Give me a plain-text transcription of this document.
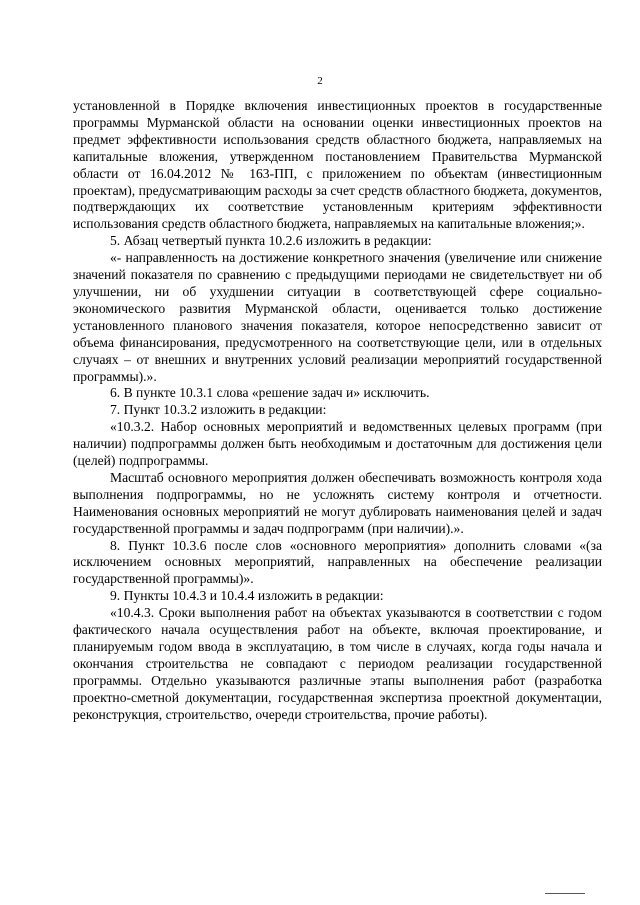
2

установленной в Порядке включения инвестиционных проектов в государственные программы Мурманской области на основании оценки инвестиционных проектов на предмет эффективности использования средств областного бюджета, направляемых на капитальные вложения, утвержденном постановлением Правительства Мурманской области от 16.04.2012 № 163-ПП, с приложением по объектам (инвестиционным проектам), предусматривающим расходы за счет средств областного бюджета, документов, подтверждающих их соответствие установленным критериям эффективности использования средств областного бюджета, направляемых на капитальные вложения;».

5. Абзац четвертый пункта 10.2.6 изложить в редакции:

«- направленность на достижение конкретного значения (увеличение или снижение значений показателя по сравнению с предыдущими периодами не свидетельствует ни об улучшении, ни об ухудшении ситуации в соответствующей сфере социально-экономического развития Мурманской области, оценивается только достижение установленного планового значения показателя, которое непосредственно зависит от объема финансирования, предусмотренного на соответствующие цели, или в отдельных случаях – от внешних и внутренних условий реализации мероприятий государственной программы).».

6. В пункте 10.3.1 слова «решение задач и» исключить.

7. Пункт 10.3.2 изложить в редакции:

«10.3.2. Набор основных мероприятий и ведомственных целевых программ (при наличии) подпрограммы должен быть необходимым и достаточным для достижения цели (целей) подпрограммы.

Масштаб основного мероприятия должен обеспечивать возможность контроля хода выполнения подпрограммы, но не усложнять систему контроля и отчетности. Наименования основных мероприятий не могут дублировать наименования целей и задач государственной программы и задач подпрограмм (при наличии).».

8. Пункт 10.3.6 после слов «основного мероприятия» дополнить словами «(за исключением основных мероприятий, направленных на обеспечение реализации государственной программы)».

9. Пункты 10.4.3 и 10.4.4 изложить в редакции:

«10.4.3. Сроки выполнения работ на объектах указываются в соответствии с годом фактического начала осуществления работ на объекте, включая проектирование, и планируемым годом ввода в эксплуатацию, в том числе в случаях, когда годы начала и окончания строительства не совпадают с периодом реализации государственной программы. Отдельно указываются различные этапы выполнения работ (разработка проектно-сметной документации, государственная экспертиза проектной документации, реконструкция, строительство, очереди строительства, прочие работы).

==================================================

Each entry shown above must be quoted exactly, with its pictures left out.

### REPLY
Give me a plain-text transcription of this document.
2

установленной в Порядке включения инвестиционных проектов в государственные программы Мурманской области на основании оценки инвестиционных проектов на предмет эффективности использования средств областного бюджета, направляемых на капитальные вложения, утвержденном постановлением Правительства Мурманской области от 16.04.2012 № 163-ПП, с приложением по объектам (инвестиционным проектам), предусматривающим расходы за счет средств областного бюджета, документов, подтверждающих их соответствие установленным критериям эффективности использования средств областного бюджета, направляемых на капитальные вложения;».

5. Абзац четвертый пункта 10.2.6 изложить в редакции:

«- направленность на достижение конкретного значения (увеличение или снижение значений показателя по сравнению с предыдущими периодами не свидетельствует ни об улучшении, ни об ухудшении ситуации в соответствующей сфере социально-экономического развития Мурманской области, оценивается только достижение установленного планового значения показателя, которое непосредственно зависит от объема финансирования, предусмотренного на соответствующие цели, или в отдельных случаях – от внешних и внутренних условий реализации мероприятий государственной программы).».

6. В пункте 10.3.1 слова «решение задач и» исключить.

7. Пункт 10.3.2 изложить в редакции:

«10.3.2. Набор основных мероприятий и ведомственных целевых программ (при наличии) подпрограммы должен быть необходимым и достаточным для достижения цели (целей) подпрограммы.

Масштаб основного мероприятия должен обеспечивать возможность контроля хода выполнения подпрограммы, но не усложнять систему контроля и отчетности. Наименования основных мероприятий не могут дублировать наименования целей и задач государственной программы и задач подпрограмм (при наличии).».

8. Пункт 10.3.6 после слов «основного мероприятия» дополнить словами «(за исключением основных мероприятий, направленных на обеспечение реализации государственной программы)».

9. Пункты 10.4.3 и 10.4.4 изложить в редакции:

«10.4.3. Сроки выполнения работ на объектах указываются в соответствии с годом фактического начала осуществления работ на объекте, включая проектирование, и планируемым годом ввода в эксплуатацию, в том числе в случаях, когда годы начала и окончания строительства не совпадают с периодом реализации государственной программы. Отдельно указываются различные этапы выполнения работ (разработка проектно-сметной документации, государственная экспертиза проектной документации, реконструкция, строительство, очереди строительства, прочие работы).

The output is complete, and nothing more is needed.